= Request =
Copy out the data exactly, leaving the pictures behind.
===
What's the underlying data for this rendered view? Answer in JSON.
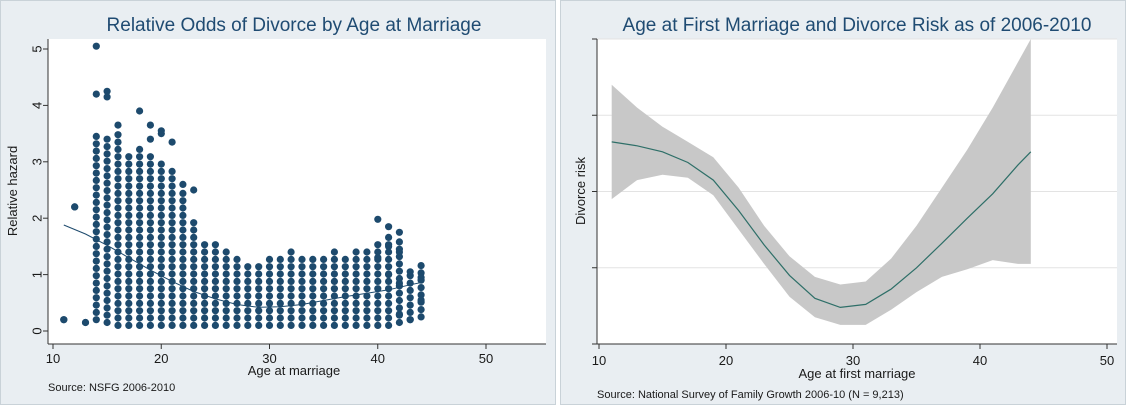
{
  "chart_data": [
    {
      "type": "scatter",
      "title": "Relative Odds of Divorce by Age at Marriage",
      "xlabel": "Age at marriage",
      "ylabel": "Relative hazard",
      "xlim": [
        10,
        50
      ],
      "ylim": [
        0,
        5
      ],
      "xticks": [
        "10",
        "20",
        "30",
        "40",
        "50"
      ],
      "yticks": [
        "0",
        "1",
        "2",
        "3",
        "4",
        "5"
      ],
      "source": "Source: NSFG 2006-2010",
      "grid": false,
      "colors": {
        "marker": "#1d4a6d",
        "fit_line": "#1d4a6d",
        "background": "#e9eef2"
      },
      "series": [
        {
          "kind": "points",
          "ranges": [
            {
              "x": 11,
              "ymin": 0.2,
              "ymax": 0.2
            },
            {
              "x": 12,
              "ymin": 2.2,
              "ymax": 2.2
            },
            {
              "x": 13,
              "ymin": 0.15,
              "ymax": 0.15
            },
            {
              "x": 14,
              "ymin": 0.2,
              "ymax": 3.5
            },
            {
              "x": 15,
              "ymin": 0.15,
              "ymax": 3.4
            },
            {
              "x": 16,
              "ymin": 0.1,
              "ymax": 3.6
            },
            {
              "x": 17,
              "ymin": 0.1,
              "ymax": 3.2
            },
            {
              "x": 18,
              "ymin": 0.1,
              "ymax": 3.3
            },
            {
              "x": 19,
              "ymin": 0.1,
              "ymax": 3.1
            },
            {
              "x": 20,
              "ymin": 0.1,
              "ymax": 3.0
            },
            {
              "x": 21,
              "ymin": 0.1,
              "ymax": 2.9
            },
            {
              "x": 22,
              "ymin": 0.1,
              "ymax": 2.5
            },
            {
              "x": 23,
              "ymin": 0.1,
              "ymax": 2.0
            },
            {
              "x": 24,
              "ymin": 0.1,
              "ymax": 1.6
            },
            {
              "x": 25,
              "ymin": 0.1,
              "ymax": 1.6
            },
            {
              "x": 26,
              "ymin": 0.1,
              "ymax": 1.4
            },
            {
              "x": 27,
              "ymin": 0.1,
              "ymax": 1.3
            },
            {
              "x": 28,
              "ymin": 0.1,
              "ymax": 1.2
            },
            {
              "x": 29,
              "ymin": 0.1,
              "ymax": 1.2
            },
            {
              "x": 30,
              "ymin": 0.1,
              "ymax": 1.3
            },
            {
              "x": 31,
              "ymin": 0.1,
              "ymax": 1.3
            },
            {
              "x": 32,
              "ymin": 0.1,
              "ymax": 1.4
            },
            {
              "x": 33,
              "ymin": 0.1,
              "ymax": 1.3
            },
            {
              "x": 34,
              "ymin": 0.1,
              "ymax": 1.3
            },
            {
              "x": 35,
              "ymin": 0.1,
              "ymax": 1.3
            },
            {
              "x": 36,
              "ymin": 0.1,
              "ymax": 1.4
            },
            {
              "x": 37,
              "ymin": 0.1,
              "ymax": 1.3
            },
            {
              "x": 38,
              "ymin": 0.1,
              "ymax": 1.4
            },
            {
              "x": 39,
              "ymin": 0.1,
              "ymax": 1.5
            },
            {
              "x": 40,
              "ymin": 0.1,
              "ymax": 1.6
            },
            {
              "x": 41,
              "ymin": 0.1,
              "ymax": 1.7
            },
            {
              "x": 42,
              "ymin": 0.15,
              "ymax": 1.6
            },
            {
              "x": 43,
              "ymin": 0.2,
              "ymax": 1.1
            },
            {
              "x": 44,
              "ymin": 0.25,
              "ymax": 1.2
            }
          ],
          "points": [
            {
              "x": 14,
              "y": 5.05
            },
            {
              "x": 14,
              "y": 4.2
            },
            {
              "x": 15,
              "y": 4.25
            },
            {
              "x": 15,
              "y": 4.15
            },
            {
              "x": 16,
              "y": 3.65
            },
            {
              "x": 18,
              "y": 3.9
            },
            {
              "x": 19,
              "y": 3.65
            },
            {
              "x": 20,
              "y": 3.55
            },
            {
              "x": 21,
              "y": 3.35
            },
            {
              "x": 20,
              "y": 3.5
            },
            {
              "x": 22,
              "y": 2.6
            },
            {
              "x": 23,
              "y": 2.5
            },
            {
              "x": 19,
              "y": 3.4
            },
            {
              "x": 40,
              "y": 1.98
            },
            {
              "x": 41,
              "y": 1.85
            },
            {
              "x": 42,
              "y": 1.75
            },
            {
              "x": 41,
              "y": 1.5
            },
            {
              "x": 40,
              "y": 1.3
            },
            {
              "x": 42,
              "y": 1.4
            },
            {
              "x": 43,
              "y": 1.05
            },
            {
              "x": 44,
              "y": 0.95
            },
            {
              "x": 43,
              "y": 0.2
            },
            {
              "x": 42,
              "y": 0.85
            },
            {
              "x": 41,
              "y": 1.0
            },
            {
              "x": 44,
              "y": 0.55
            },
            {
              "x": 42,
              "y": 0.3
            }
          ]
        },
        {
          "kind": "fitted_line",
          "x": [
            11,
            13,
            15,
            17,
            19,
            21,
            23,
            25,
            27,
            29,
            31,
            33,
            35,
            37,
            39,
            41,
            43,
            44
          ],
          "y": [
            1.88,
            1.72,
            1.52,
            1.3,
            1.08,
            0.88,
            0.7,
            0.57,
            0.47,
            0.42,
            0.43,
            0.47,
            0.54,
            0.61,
            0.67,
            0.73,
            0.82,
            0.86
          ]
        }
      ]
    },
    {
      "type": "line",
      "title": "Age at First Marriage and Divorce Risk as of 2006-2010",
      "xlabel": "Age at first marriage",
      "ylabel": "Divorce risk",
      "xlim": [
        10,
        50
      ],
      "xticks": [
        "10",
        "20",
        "30",
        "40",
        "50"
      ],
      "ylim": [
        0,
        4
      ],
      "y_ticks_labeled": false,
      "source": "Source: National Survey of Family Growth 2006-10 (N = 9,213)",
      "grid": true,
      "colors": {
        "line": "#2e6f68",
        "band": "#c8c8c8",
        "background": "#e9eef2",
        "grid": "#e3e3e3"
      },
      "series": [
        {
          "kind": "estimate",
          "x": [
            11,
            13,
            15,
            17,
            19,
            21,
            23,
            25,
            27,
            29,
            31,
            33,
            35,
            37,
            39,
            41,
            43,
            44
          ],
          "y": [
            2.65,
            2.6,
            2.52,
            2.38,
            2.15,
            1.75,
            1.3,
            0.9,
            0.6,
            0.48,
            0.52,
            0.72,
            1.0,
            1.32,
            1.65,
            1.97,
            2.35,
            2.52
          ],
          "ci_upper": [
            3.4,
            3.1,
            2.85,
            2.65,
            2.45,
            2.05,
            1.55,
            1.15,
            0.88,
            0.78,
            0.82,
            1.12,
            1.55,
            2.05,
            2.55,
            3.1,
            3.7,
            4.0
          ],
          "ci_lower": [
            1.9,
            2.15,
            2.22,
            2.18,
            1.95,
            1.5,
            1.05,
            0.62,
            0.35,
            0.25,
            0.25,
            0.45,
            0.68,
            0.88,
            0.98,
            1.1,
            1.05,
            1.05
          ]
        }
      ]
    }
  ]
}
===
= The completed task =
What's the underlying data for this rendered view? Answer in JSON.
{
  "chart_data": [
    {
      "type": "scatter",
      "title": "Relative Odds of Divorce by Age at Marriage",
      "xlabel": "Age at marriage",
      "ylabel": "Relative hazard",
      "xlim": [
        10,
        50
      ],
      "ylim": [
        0,
        5
      ],
      "xticks": [
        "10",
        "20",
        "30",
        "40",
        "50"
      ],
      "yticks": [
        "0",
        "1",
        "2",
        "3",
        "4",
        "5"
      ],
      "source": "Source: NSFG 2006-2010",
      "grid": false,
      "colors": {
        "marker": "#1d4a6d",
        "fit_line": "#1d4a6d",
        "background": "#e9eef2"
      },
      "series": [
        {
          "kind": "points",
          "ranges": [
            {
              "x": 11,
              "ymin": 0.2,
              "ymax": 0.2
            },
            {
              "x": 12,
              "ymin": 2.2,
              "ymax": 2.2
            },
            {
              "x": 13,
              "ymin": 0.15,
              "ymax": 0.15
            },
            {
              "x": 14,
              "ymin": 0.2,
              "ymax": 3.5
            },
            {
              "x": 15,
              "ymin": 0.15,
              "ymax": 3.4
            },
            {
              "x": 16,
              "ymin": 0.1,
              "ymax": 3.6
            },
            {
              "x": 17,
              "ymin": 0.1,
              "ymax": 3.2
            },
            {
              "x": 18,
              "ymin": 0.1,
              "ymax": 3.3
            },
            {
              "x": 19,
              "ymin": 0.1,
              "ymax": 3.1
            },
            {
              "x": 20,
              "ymin": 0.1,
              "ymax": 3.0
            },
            {
              "x": 21,
              "ymin": 0.1,
              "ymax": 2.9
            },
            {
              "x": 22,
              "ymin": 0.1,
              "ymax": 2.5
            },
            {
              "x": 23,
              "ymin": 0.1,
              "ymax": 2.0
            },
            {
              "x": 24,
              "ymin": 0.1,
              "ymax": 1.6
            },
            {
              "x": 25,
              "ymin": 0.1,
              "ymax": 1.6
            },
            {
              "x": 26,
              "ymin": 0.1,
              "ymax": 1.4
            },
            {
              "x": 27,
              "ymin": 0.1,
              "ymax": 1.3
            },
            {
              "x": 28,
              "ymin": 0.1,
              "ymax": 1.2
            },
            {
              "x": 29,
              "ymin": 0.1,
              "ymax": 1.2
            },
            {
              "x": 30,
              "ymin": 0.1,
              "ymax": 1.3
            },
            {
              "x": 31,
              "ymin": 0.1,
              "ymax": 1.3
            },
            {
              "x": 32,
              "ymin": 0.1,
              "ymax": 1.4
            },
            {
              "x": 33,
              "ymin": 0.1,
              "ymax": 1.3
            },
            {
              "x": 34,
              "ymin": 0.1,
              "ymax": 1.3
            },
            {
              "x": 35,
              "ymin": 0.1,
              "ymax": 1.3
            },
            {
              "x": 36,
              "ymin": 0.1,
              "ymax": 1.4
            },
            {
              "x": 37,
              "ymin": 0.1,
              "ymax": 1.3
            },
            {
              "x": 38,
              "ymin": 0.1,
              "ymax": 1.4
            },
            {
              "x": 39,
              "ymin": 0.1,
              "ymax": 1.5
            },
            {
              "x": 40,
              "ymin": 0.1,
              "ymax": 1.6
            },
            {
              "x": 41,
              "ymin": 0.1,
              "ymax": 1.7
            },
            {
              "x": 42,
              "ymin": 0.15,
              "ymax": 1.6
            },
            {
              "x": 43,
              "ymin": 0.2,
              "ymax": 1.1
            },
            {
              "x": 44,
              "ymin": 0.25,
              "ymax": 1.2
            }
          ],
          "points": [
            {
              "x": 14,
              "y": 5.05
            },
            {
              "x": 14,
              "y": 4.2
            },
            {
              "x": 15,
              "y": 4.25
            },
            {
              "x": 15,
              "y": 4.15
            },
            {
              "x": 16,
              "y": 3.65
            },
            {
              "x": 18,
              "y": 3.9
            },
            {
              "x": 19,
              "y": 3.65
            },
            {
              "x": 20,
              "y": 3.55
            },
            {
              "x": 21,
              "y": 3.35
            },
            {
              "x": 20,
              "y": 3.5
            },
            {
              "x": 22,
              "y": 2.6
            },
            {
              "x": 23,
              "y": 2.5
            },
            {
              "x": 19,
              "y": 3.4
            },
            {
              "x": 40,
              "y": 1.98
            },
            {
              "x": 41,
              "y": 1.85
            },
            {
              "x": 42,
              "y": 1.75
            },
            {
              "x": 41,
              "y": 1.5
            },
            {
              "x": 40,
              "y": 1.3
            },
            {
              "x": 42,
              "y": 1.4
            },
            {
              "x": 43,
              "y": 1.05
            },
            {
              "x": 44,
              "y": 0.95
            },
            {
              "x": 43,
              "y": 0.2
            },
            {
              "x": 42,
              "y": 0.85
            },
            {
              "x": 41,
              "y": 1.0
            },
            {
              "x": 44,
              "y": 0.55
            },
            {
              "x": 42,
              "y": 0.3
            }
          ]
        },
        {
          "kind": "fitted_line",
          "x": [
            11,
            13,
            15,
            17,
            19,
            21,
            23,
            25,
            27,
            29,
            31,
            33,
            35,
            37,
            39,
            41,
            43,
            44
          ],
          "y": [
            1.88,
            1.72,
            1.52,
            1.3,
            1.08,
            0.88,
            0.7,
            0.57,
            0.47,
            0.42,
            0.43,
            0.47,
            0.54,
            0.61,
            0.67,
            0.73,
            0.82,
            0.86
          ]
        }
      ]
    },
    {
      "type": "line",
      "title": "Age at First Marriage and Divorce Risk as of 2006-2010",
      "xlabel": "Age at first marriage",
      "ylabel": "Divorce risk",
      "xlim": [
        10,
        50
      ],
      "xticks": [
        "10",
        "20",
        "30",
        "40",
        "50"
      ],
      "ylim": [
        0,
        4
      ],
      "y_ticks_labeled": false,
      "source": "Source: National Survey of Family Growth 2006-10 (N = 9,213)",
      "grid": true,
      "colors": {
        "line": "#2e6f68",
        "band": "#c8c8c8",
        "background": "#e9eef2",
        "grid": "#e3e3e3"
      },
      "series": [
        {
          "kind": "estimate",
          "x": [
            11,
            13,
            15,
            17,
            19,
            21,
            23,
            25,
            27,
            29,
            31,
            33,
            35,
            37,
            39,
            41,
            43,
            44
          ],
          "y": [
            2.65,
            2.6,
            2.52,
            2.38,
            2.15,
            1.75,
            1.3,
            0.9,
            0.6,
            0.48,
            0.52,
            0.72,
            1.0,
            1.32,
            1.65,
            1.97,
            2.35,
            2.52
          ],
          "ci_upper": [
            3.4,
            3.1,
            2.85,
            2.65,
            2.45,
            2.05,
            1.55,
            1.15,
            0.88,
            0.78,
            0.82,
            1.12,
            1.55,
            2.05,
            2.55,
            3.1,
            3.7,
            4.0
          ],
          "ci_lower": [
            1.9,
            2.15,
            2.22,
            2.18,
            1.95,
            1.5,
            1.05,
            0.62,
            0.35,
            0.25,
            0.25,
            0.45,
            0.68,
            0.88,
            0.98,
            1.1,
            1.05,
            1.05
          ]
        }
      ]
    }
  ]
}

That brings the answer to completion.